*DIRECTIONS FOR THIS TASK*: Write out every entry, unchanged. Skip any picture.

___ STORED DATA

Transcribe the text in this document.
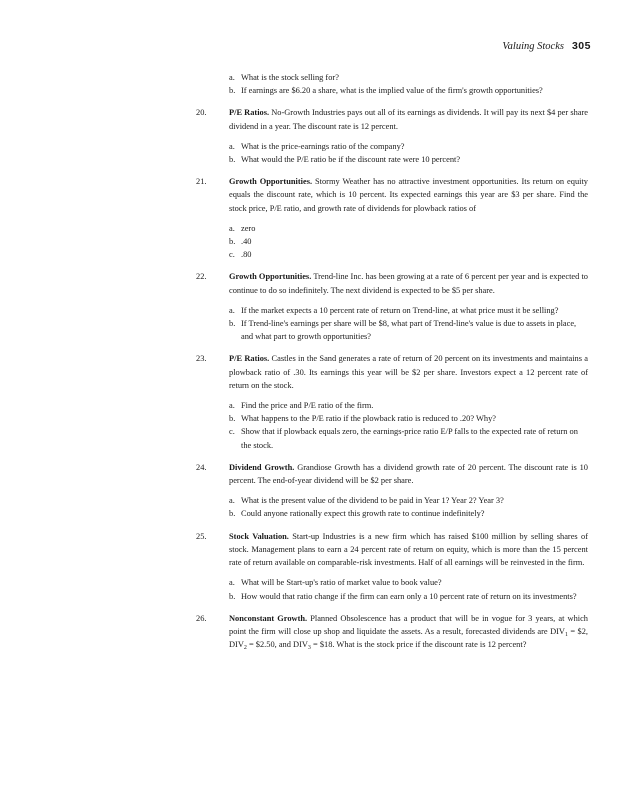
Valuing Stocks 305
a. What is the stock selling for?
b. If earnings are $6.20 a share, what is the implied value of the firm's growth opportunities?
20.	P/E Ratios. No-Growth Industries pays out all of its earnings as dividends. It will pay its next $4 per share dividend in a year. The discount rate is 12 percent.
a. What is the price-earnings ratio of the company?
b. What would the P/E ratio be if the discount rate were 10 percent?
21.	Growth Opportunities. Stormy Weather has no attractive investment opportunities. Its return on equity equals the discount rate, which is 10 percent. Its expected earnings this year are $3 per share. Find the stock price, P/E ratio, and growth rate of dividends for plowback ratios of
a. zero
b. .40
c. .80
22.	Growth Opportunities. Trend-line Inc. has been growing at a rate of 6 percent per year and is expected to continue to do so indefinitely. The next dividend is expected to be $5 per share.
a. If the market expects a 10 percent rate of return on Trend-line, at what price must it be selling?
b. If Trend-line's earnings per share will be $8, what part of Trend-line's value is due to assets in place, and what part to growth opportunities?
23.	P/E Ratios. Castles in the Sand generates a rate of return of 20 percent on its investments and maintains a plowback ratio of .30. Its earnings this year will be $2 per share. Investors expect a 12 percent rate of return on the stock.
a. Find the price and P/E ratio of the firm.
b. What happens to the P/E ratio if the plowback ratio is reduced to .20? Why?
c. Show that if plowback equals zero, the earnings-price ratio E/P falls to the expected rate of return on the stock.
24.	Dividend Growth. Grandiose Growth has a dividend growth rate of 20 percent. The discount rate is 10 percent. The end-of-year dividend will be $2 per share.
a. What is the present value of the dividend to be paid in Year 1? Year 2? Year 3?
b. Could anyone rationally expect this growth rate to continue indefinitely?
25.	Stock Valuation. Start-up Industries is a new firm which has raised $100 million by selling shares of stock. Management plans to earn a 24 percent rate of return on equity, which is more than the 15 percent rate of return available on comparable-risk investments. Half of all earnings will be reinvested in the firm.
a. What will be Start-up's ratio of market value to book value?
b. How would that ratio change if the firm can earn only a 10 percent rate of return on its investments?
26.	Nonconstant Growth. Planned Obsolescence has a product that will be in vogue for 3 years, at which point the firm will close up shop and liquidate the assets. As a result, forecasted dividends are $DIV_1$ = $2, $DIV_2$ = $2.50, and $DIV_3$ = $18. What is the stock price if the discount rate is 12 percent?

______

*FULL RESPONSE*:
Transcribe the text in this document.
Valuing Stocks 305
a. What is the stock selling for?
b. If earnings are $6.20 a share, what is the implied value of the firm's growth opportunities?
20.	P/E Ratios. No-Growth Industries pays out all of its earnings as dividends. It will pay its next $4 per share dividend in a year. The discount rate is 12 percent.
a. What is the price-earnings ratio of the company?
b. What would the P/E ratio be if the discount rate were 10 percent?
21.	Growth Opportunities. Stormy Weather has no attractive investment opportunities. Its return on equity equals the discount rate, which is 10 percent. Its expected earnings this year are $3 per share. Find the stock price, P/E ratio, and growth rate of dividends for plowback ratios of
a. zero
b. .40
c. .80
22.	Growth Opportunities. Trend-line Inc. has been growing at a rate of 6 percent per year and is expected to continue to do so indefinitely. The next dividend is expected to be $5 per share.
a. If the market expects a 10 percent rate of return on Trend-line, at what price must it be selling?
b. If Trend-line's earnings per share will be $8, what part of Trend-line's value is due to assets in place, and what part to growth opportunities?
23.	P/E Ratios. Castles in the Sand generates a rate of return of 20 percent on its investments and maintains a plowback ratio of .30. Its earnings this year will be $2 per share. Investors expect a 12 percent rate of return on the stock.
a. Find the price and P/E ratio of the firm.
b. What happens to the P/E ratio if the plowback ratio is reduced to .20? Why?
c. Show that if plowback equals zero, the earnings-price ratio E/P falls to the expected rate of return on the stock.
24.	Dividend Growth. Grandiose Growth has a dividend growth rate of 20 percent. The discount rate is 10 percent. The end-of-year dividend will be $2 per share.
a. What is the present value of the dividend to be paid in Year 1? Year 2? Year 3?
b. Could anyone rationally expect this growth rate to continue indefinitely?
25.	Stock Valuation. Start-up Industries is a new firm which has raised $100 million by selling shares of stock. Management plans to earn a 24 percent rate of return on equity, which is more than the 15 percent rate of return available on comparable-risk investments. Half of all earnings will be reinvested in the firm.
a. What will be Start-up's ratio of market value to book value?
b. How would that ratio change if the firm can earn only a 10 percent rate of return on its investments?
26.	Nonconstant Growth. Planned Obsolescence has a product that will be in vogue for 3 years, at which point the firm will close up shop and liquidate the assets. As a result, forecasted dividends are $DIV_1$ = $2, $DIV_2$ = $2.50, and $DIV_3$ = $18. What is the stock price if the discount rate is 12 percent?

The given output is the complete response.